» **Stated problem**
Locate each line in the records containing "Brown". Copy it.

╔══

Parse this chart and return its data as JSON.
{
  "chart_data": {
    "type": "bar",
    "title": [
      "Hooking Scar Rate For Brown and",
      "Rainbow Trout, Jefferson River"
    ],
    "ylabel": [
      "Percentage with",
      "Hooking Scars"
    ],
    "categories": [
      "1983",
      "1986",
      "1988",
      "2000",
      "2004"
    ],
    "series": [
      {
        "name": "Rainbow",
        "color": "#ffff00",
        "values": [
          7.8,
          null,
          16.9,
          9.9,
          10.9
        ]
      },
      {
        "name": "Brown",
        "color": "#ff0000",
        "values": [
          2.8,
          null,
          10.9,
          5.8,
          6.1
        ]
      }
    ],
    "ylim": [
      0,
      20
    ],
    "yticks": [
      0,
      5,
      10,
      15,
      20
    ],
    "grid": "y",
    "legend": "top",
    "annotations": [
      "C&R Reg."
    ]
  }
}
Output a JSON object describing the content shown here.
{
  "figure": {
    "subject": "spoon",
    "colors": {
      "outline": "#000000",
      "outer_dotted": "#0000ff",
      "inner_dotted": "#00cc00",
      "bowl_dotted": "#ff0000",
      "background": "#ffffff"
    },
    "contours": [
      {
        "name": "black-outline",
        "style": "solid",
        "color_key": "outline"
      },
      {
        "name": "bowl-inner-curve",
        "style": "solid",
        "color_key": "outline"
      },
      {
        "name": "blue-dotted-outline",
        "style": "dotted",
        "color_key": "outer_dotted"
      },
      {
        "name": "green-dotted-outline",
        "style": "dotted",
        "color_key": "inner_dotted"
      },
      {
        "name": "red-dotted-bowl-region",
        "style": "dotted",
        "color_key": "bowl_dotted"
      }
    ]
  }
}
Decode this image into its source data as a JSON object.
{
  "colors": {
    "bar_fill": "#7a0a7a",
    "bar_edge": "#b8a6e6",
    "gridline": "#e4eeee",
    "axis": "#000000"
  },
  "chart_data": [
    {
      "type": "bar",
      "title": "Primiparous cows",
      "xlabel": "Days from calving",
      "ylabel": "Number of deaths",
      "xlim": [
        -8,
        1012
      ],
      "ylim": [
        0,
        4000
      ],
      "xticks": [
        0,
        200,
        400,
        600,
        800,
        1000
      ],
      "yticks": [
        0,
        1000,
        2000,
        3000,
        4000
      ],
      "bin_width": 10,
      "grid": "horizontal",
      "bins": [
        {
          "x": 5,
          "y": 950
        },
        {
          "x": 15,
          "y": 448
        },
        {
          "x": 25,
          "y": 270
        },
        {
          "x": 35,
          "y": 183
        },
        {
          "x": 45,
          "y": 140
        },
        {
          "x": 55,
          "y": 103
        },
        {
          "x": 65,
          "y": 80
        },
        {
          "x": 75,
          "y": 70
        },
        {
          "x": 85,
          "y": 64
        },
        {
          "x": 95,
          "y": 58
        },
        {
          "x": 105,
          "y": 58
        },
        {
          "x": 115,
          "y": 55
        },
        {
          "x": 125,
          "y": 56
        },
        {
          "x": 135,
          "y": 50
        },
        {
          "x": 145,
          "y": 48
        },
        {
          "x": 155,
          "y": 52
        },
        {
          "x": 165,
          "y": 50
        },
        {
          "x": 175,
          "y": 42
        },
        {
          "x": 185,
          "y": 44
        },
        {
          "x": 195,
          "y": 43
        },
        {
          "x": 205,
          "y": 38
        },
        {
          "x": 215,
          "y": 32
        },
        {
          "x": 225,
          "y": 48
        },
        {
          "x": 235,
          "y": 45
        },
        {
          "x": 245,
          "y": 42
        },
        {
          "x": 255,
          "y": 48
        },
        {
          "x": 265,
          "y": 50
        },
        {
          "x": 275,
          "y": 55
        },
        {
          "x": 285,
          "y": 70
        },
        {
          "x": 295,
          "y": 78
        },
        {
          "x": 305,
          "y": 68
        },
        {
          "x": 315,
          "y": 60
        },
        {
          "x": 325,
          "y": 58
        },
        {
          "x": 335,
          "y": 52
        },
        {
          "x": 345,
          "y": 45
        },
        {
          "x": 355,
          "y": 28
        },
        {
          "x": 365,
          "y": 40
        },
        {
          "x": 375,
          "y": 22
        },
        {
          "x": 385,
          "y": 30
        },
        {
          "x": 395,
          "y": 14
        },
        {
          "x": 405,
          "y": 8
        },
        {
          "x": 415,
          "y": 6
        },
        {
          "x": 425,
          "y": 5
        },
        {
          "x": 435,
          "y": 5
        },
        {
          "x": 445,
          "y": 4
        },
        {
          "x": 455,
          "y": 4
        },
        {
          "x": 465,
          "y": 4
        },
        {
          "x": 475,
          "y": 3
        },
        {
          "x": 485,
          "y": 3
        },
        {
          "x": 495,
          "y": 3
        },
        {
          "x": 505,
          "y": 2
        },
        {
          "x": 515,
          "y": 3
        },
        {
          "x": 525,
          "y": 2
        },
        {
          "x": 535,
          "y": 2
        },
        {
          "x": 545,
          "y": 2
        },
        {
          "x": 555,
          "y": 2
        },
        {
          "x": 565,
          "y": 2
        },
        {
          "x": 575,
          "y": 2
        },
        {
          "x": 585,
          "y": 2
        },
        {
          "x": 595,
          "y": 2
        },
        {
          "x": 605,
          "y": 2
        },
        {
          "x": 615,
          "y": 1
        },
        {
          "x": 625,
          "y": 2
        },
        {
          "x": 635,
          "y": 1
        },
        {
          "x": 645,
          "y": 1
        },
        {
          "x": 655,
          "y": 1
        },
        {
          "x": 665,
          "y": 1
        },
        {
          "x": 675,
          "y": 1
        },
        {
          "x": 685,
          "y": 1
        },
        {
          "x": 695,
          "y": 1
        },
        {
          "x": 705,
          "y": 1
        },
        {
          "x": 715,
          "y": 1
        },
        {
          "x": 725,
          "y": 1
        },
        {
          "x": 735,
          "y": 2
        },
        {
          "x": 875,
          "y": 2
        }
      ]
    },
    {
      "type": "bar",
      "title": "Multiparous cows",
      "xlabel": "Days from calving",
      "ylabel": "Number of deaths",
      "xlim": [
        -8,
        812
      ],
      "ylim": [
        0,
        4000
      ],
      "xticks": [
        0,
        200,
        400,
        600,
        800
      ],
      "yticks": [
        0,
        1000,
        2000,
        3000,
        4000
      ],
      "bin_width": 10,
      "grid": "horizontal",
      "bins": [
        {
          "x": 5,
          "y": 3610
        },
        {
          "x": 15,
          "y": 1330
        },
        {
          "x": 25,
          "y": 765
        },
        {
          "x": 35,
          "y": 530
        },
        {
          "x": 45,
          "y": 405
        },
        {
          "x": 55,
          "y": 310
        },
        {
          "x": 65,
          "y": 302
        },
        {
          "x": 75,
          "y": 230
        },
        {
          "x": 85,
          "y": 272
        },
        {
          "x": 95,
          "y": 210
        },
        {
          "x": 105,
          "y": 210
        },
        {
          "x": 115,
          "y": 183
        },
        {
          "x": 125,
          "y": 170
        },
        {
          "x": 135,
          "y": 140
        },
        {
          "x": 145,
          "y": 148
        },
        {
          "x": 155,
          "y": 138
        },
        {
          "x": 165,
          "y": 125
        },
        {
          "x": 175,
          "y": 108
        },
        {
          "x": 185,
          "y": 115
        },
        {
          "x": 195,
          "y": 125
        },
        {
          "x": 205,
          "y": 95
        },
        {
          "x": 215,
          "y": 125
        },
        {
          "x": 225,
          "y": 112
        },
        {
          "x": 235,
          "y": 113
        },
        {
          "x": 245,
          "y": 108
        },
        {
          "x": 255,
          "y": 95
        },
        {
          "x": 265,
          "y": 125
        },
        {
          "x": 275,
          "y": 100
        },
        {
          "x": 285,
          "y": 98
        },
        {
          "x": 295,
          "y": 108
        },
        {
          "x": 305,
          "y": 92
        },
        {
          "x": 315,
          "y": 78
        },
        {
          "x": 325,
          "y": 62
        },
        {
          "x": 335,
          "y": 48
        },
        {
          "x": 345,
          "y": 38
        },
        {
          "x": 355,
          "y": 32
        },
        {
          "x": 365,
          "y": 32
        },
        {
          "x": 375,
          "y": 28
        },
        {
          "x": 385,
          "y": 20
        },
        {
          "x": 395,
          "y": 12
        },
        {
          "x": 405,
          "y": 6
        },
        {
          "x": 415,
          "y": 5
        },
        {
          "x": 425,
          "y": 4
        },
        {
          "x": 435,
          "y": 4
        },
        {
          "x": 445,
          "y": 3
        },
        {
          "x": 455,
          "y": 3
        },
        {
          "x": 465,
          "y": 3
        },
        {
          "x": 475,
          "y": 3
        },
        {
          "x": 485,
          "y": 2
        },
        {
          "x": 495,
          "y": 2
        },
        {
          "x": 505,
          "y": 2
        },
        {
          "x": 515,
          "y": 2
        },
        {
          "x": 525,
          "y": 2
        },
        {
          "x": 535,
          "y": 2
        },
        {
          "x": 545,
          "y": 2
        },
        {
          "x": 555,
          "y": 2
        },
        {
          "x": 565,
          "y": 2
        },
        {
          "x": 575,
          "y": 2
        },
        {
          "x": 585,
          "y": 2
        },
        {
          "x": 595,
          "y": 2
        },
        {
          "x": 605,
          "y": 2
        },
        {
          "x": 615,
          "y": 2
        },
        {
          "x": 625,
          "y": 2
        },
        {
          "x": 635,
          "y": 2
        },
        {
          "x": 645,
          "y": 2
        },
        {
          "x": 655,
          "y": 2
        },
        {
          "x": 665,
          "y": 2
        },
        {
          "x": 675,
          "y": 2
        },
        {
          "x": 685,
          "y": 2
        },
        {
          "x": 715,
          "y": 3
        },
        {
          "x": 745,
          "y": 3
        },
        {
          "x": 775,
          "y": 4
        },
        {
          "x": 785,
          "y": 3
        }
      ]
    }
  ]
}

╚══

» **Result below**
      "Hooking Scar Rate For Brown and",
        "name": "Brown",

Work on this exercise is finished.